Filter this data down to the lines that hold "Larson", and copy them.

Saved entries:
※ ※ ※

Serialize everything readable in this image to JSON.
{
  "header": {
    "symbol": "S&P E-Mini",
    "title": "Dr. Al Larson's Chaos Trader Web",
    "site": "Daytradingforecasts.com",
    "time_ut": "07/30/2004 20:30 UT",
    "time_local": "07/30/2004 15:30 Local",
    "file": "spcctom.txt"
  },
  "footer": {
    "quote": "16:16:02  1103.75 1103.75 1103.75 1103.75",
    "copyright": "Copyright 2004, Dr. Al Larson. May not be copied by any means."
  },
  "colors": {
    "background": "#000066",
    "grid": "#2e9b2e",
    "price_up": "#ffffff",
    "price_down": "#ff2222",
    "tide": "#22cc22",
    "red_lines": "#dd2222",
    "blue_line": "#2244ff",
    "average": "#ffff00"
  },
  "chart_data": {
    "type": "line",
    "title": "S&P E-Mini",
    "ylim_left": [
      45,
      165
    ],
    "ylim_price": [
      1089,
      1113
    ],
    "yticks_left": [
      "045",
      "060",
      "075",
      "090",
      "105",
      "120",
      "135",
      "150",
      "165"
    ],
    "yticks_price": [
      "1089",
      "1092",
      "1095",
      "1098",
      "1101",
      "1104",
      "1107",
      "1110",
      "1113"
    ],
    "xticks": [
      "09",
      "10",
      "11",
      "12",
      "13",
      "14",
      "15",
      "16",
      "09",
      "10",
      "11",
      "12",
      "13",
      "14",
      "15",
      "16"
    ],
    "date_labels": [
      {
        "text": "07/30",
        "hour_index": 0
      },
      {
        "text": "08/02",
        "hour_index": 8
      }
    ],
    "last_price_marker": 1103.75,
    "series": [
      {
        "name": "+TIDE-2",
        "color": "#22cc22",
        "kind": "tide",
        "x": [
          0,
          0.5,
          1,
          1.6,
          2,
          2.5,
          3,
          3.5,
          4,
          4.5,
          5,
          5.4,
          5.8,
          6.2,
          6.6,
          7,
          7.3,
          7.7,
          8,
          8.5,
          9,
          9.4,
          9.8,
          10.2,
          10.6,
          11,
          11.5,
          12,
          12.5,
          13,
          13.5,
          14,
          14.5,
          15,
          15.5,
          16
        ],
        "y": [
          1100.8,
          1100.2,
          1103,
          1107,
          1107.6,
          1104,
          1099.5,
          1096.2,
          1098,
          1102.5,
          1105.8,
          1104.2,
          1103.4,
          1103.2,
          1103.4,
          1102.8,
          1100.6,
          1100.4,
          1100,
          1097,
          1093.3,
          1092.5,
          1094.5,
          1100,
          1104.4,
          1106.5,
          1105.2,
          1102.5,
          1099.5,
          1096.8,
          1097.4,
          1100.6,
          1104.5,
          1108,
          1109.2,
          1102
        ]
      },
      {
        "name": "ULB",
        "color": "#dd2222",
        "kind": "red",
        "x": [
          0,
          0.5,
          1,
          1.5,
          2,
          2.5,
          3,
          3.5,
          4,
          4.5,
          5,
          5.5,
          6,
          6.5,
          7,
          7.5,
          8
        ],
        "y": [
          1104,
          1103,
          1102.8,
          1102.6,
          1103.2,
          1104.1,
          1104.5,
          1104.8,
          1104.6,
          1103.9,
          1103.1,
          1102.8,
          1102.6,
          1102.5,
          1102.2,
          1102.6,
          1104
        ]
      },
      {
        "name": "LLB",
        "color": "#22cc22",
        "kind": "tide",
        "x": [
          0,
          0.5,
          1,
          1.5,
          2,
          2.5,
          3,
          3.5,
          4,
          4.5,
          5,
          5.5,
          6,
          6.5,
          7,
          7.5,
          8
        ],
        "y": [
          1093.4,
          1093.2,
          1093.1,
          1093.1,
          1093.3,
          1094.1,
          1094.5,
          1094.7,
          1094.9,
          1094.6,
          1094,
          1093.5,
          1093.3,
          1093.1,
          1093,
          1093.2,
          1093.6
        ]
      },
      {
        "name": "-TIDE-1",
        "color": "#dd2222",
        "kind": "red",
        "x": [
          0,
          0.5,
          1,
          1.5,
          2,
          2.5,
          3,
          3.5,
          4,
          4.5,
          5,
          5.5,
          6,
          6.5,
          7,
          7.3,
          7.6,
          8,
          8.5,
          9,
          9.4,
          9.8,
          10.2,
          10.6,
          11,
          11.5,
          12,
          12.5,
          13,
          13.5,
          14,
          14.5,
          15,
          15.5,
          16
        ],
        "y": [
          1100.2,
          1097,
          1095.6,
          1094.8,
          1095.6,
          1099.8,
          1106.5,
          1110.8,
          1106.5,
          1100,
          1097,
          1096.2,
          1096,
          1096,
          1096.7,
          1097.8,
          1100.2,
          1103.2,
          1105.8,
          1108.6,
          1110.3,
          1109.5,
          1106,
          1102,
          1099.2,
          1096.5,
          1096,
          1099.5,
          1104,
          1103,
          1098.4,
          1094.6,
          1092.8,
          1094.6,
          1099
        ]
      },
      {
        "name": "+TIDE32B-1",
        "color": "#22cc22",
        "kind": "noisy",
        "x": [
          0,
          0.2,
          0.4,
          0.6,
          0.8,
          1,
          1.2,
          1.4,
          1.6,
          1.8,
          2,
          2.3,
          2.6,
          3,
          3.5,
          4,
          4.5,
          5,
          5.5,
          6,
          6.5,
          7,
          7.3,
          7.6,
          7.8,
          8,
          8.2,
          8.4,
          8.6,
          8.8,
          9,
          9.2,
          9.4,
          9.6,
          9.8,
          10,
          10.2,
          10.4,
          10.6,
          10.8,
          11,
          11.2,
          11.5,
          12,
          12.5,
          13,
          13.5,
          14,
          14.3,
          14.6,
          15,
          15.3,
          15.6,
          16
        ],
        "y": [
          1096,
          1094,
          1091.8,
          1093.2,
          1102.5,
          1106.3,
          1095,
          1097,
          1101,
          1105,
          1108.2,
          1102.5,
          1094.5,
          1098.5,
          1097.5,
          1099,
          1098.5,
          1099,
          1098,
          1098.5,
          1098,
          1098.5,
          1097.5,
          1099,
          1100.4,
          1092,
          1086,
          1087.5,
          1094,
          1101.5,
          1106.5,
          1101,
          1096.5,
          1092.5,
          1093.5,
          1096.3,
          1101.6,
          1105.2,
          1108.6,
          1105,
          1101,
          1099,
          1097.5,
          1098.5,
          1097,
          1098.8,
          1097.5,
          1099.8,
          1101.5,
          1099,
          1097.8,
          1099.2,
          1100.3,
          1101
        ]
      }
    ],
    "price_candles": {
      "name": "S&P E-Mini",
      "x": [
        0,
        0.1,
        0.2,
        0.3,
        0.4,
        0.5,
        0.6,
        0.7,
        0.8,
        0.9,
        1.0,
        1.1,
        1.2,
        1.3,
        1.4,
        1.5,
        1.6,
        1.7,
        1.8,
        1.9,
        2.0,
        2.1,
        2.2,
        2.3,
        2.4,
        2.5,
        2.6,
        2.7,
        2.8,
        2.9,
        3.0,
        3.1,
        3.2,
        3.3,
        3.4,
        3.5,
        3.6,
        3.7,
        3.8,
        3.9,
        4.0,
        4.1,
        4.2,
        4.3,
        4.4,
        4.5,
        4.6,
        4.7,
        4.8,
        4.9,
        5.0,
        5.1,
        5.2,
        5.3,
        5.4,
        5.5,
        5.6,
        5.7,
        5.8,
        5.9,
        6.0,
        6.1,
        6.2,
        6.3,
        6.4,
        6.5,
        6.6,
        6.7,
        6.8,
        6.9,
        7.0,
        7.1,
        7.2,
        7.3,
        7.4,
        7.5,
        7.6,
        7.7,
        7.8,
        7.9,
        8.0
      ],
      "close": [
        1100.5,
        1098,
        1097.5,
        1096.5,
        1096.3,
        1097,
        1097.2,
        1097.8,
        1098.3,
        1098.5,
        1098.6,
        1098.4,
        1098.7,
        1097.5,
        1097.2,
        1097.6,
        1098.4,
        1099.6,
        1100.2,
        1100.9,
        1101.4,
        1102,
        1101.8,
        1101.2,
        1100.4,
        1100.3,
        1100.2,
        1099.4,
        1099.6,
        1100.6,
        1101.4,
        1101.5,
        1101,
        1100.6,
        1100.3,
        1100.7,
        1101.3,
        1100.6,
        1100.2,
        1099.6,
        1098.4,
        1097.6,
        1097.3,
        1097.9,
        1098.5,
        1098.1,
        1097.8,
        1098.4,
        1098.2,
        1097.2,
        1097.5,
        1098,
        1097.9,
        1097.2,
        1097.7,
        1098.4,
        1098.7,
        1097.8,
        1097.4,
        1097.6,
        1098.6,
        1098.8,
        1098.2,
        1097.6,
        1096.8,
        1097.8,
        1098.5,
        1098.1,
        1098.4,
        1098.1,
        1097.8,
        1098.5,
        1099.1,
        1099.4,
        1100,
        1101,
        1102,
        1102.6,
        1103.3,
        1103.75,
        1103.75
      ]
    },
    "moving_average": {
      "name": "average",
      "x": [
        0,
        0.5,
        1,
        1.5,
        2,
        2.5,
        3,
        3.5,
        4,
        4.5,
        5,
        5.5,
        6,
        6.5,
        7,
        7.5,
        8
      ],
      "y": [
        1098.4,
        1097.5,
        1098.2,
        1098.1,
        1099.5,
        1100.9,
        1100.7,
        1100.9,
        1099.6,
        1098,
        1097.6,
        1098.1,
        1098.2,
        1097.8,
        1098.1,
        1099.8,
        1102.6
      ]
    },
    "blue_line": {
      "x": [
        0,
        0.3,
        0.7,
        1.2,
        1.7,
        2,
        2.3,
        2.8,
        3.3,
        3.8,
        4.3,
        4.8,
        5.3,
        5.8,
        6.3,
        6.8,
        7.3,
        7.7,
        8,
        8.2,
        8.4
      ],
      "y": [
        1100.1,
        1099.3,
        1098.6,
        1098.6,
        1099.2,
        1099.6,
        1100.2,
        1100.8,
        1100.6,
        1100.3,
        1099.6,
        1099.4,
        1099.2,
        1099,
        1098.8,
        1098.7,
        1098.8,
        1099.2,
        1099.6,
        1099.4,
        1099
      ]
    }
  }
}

※ ※ ※

Full solution:
    "title": "Dr. Al Larson's Chaos Trader Web",
    "copyright": "Copyright 2004, Dr. Al Larson. May not be copied by any means."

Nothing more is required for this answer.